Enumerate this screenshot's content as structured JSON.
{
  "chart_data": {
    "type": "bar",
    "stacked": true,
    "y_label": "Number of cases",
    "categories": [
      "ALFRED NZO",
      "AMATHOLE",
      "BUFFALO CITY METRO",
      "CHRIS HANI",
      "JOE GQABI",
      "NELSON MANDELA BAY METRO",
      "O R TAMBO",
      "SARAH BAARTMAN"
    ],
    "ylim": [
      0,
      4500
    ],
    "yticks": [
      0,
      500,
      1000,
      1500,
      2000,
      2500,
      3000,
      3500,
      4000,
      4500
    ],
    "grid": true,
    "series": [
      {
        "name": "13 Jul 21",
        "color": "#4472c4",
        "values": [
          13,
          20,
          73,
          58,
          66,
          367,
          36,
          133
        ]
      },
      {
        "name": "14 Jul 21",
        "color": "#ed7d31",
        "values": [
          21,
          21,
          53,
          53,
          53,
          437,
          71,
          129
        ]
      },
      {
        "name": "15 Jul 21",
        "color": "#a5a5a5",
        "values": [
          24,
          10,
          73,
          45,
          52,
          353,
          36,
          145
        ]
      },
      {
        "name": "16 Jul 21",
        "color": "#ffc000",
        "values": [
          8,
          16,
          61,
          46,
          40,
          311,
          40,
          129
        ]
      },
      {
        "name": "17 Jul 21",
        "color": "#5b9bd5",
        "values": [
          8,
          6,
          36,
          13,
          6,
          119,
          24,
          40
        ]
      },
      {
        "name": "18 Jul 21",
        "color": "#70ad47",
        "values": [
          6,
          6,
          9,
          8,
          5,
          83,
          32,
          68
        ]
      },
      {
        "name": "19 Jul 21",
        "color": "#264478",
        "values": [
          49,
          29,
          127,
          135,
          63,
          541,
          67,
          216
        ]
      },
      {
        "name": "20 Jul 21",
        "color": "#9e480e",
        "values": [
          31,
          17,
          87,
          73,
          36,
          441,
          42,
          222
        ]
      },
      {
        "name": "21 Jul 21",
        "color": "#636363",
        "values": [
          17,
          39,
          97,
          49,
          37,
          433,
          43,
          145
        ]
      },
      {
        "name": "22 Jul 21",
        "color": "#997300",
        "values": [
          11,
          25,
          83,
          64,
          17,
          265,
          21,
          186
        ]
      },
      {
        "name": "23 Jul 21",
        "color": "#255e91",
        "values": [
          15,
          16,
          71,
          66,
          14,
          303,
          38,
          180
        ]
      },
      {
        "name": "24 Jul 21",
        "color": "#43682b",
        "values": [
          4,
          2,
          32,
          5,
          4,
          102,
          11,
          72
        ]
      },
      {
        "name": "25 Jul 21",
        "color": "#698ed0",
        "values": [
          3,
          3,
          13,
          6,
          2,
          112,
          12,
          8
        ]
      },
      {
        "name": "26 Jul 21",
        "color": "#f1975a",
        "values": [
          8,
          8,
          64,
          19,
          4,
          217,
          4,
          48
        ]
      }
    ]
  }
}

● **Objective**: Provide all the records again, word for word.

● **Exercise answer**:
Enumerate this screenshot's content as structured JSON.
{
  "chart_data": {
    "type": "bar",
    "stacked": true,
    "y_label": "Number of cases",
    "categories": [
      "ALFRED NZO",
      "AMATHOLE",
      "BUFFALO CITY METRO",
      "CHRIS HANI",
      "JOE GQABI",
      "NELSON MANDELA BAY METRO",
      "O R TAMBO",
      "SARAH BAARTMAN"
    ],
    "ylim": [
      0,
      4500
    ],
    "yticks": [
      0,
      500,
      1000,
      1500,
      2000,
      2500,
      3000,
      3500,
      4000,
      4500
    ],
    "grid": true,
    "series": [
      {
        "name": "13 Jul 21",
        "color": "#4472c4",
        "values": [
          13,
          20,
          73,
          58,
          66,
          367,
          36,
          133
        ]
      },
      {
        "name": "14 Jul 21",
        "color": "#ed7d31",
        "values": [
          21,
          21,
          53,
          53,
          53,
          437,
          71,
          129
        ]
      },
      {
        "name": "15 Jul 21",
        "color": "#a5a5a5",
        "values": [
          24,
          10,
          73,
          45,
          52,
          353,
          36,
          145
        ]
      },
      {
        "name": "16 Jul 21",
        "color": "#ffc000",
        "values": [
          8,
          16,
          61,
          46,
          40,
          311,
          40,
          129
        ]
      },
      {
        "name": "17 Jul 21",
        "color": "#5b9bd5",
        "values": [
          8,
          6,
          36,
          13,
          6,
          119,
          24,
          40
        ]
      },
      {
        "name": "18 Jul 21",
        "color": "#70ad47",
        "values": [
          6,
          6,
          9,
          8,
          5,
          83,
          32,
          68
        ]
      },
      {
        "name": "19 Jul 21",
        "color": "#264478",
        "values": [
          49,
          29,
          127,
          135,
          63,
          541,
          67,
          216
        ]
      },
      {
        "name": "20 Jul 21",
        "color": "#9e480e",
        "values": [
          31,
          17,
          87,
          73,
          36,
          441,
          42,
          222
        ]
      },
      {
        "name": "21 Jul 21",
        "color": "#636363",
        "values": [
          17,
          39,
          97,
          49,
          37,
          433,
          43,
          145
        ]
      },
      {
        "name": "22 Jul 21",
        "color": "#997300",
        "values": [
          11,
          25,
          83,
          64,
          17,
          265,
          21,
          186
        ]
      },
      {
        "name": "23 Jul 21",
        "color": "#255e91",
        "values": [
          15,
          16,
          71,
          66,
          14,
          303,
          38,
          180
        ]
      },
      {
        "name": "24 Jul 21",
        "color": "#43682b",
        "values": [
          4,
          2,
          32,
          5,
          4,
          102,
          11,
          72
        ]
      },
      {
        "name": "25 Jul 21",
        "color": "#698ed0",
        "values": [
          3,
          3,
          13,
          6,
          2,
          112,
          12,
          8
        ]
      },
      {
        "name": "26 Jul 21",
        "color": "#f1975a",
        "values": [
          8,
          8,
          64,
          19,
          4,
          217,
          4,
          48
        ]
      }
    ]
  }
}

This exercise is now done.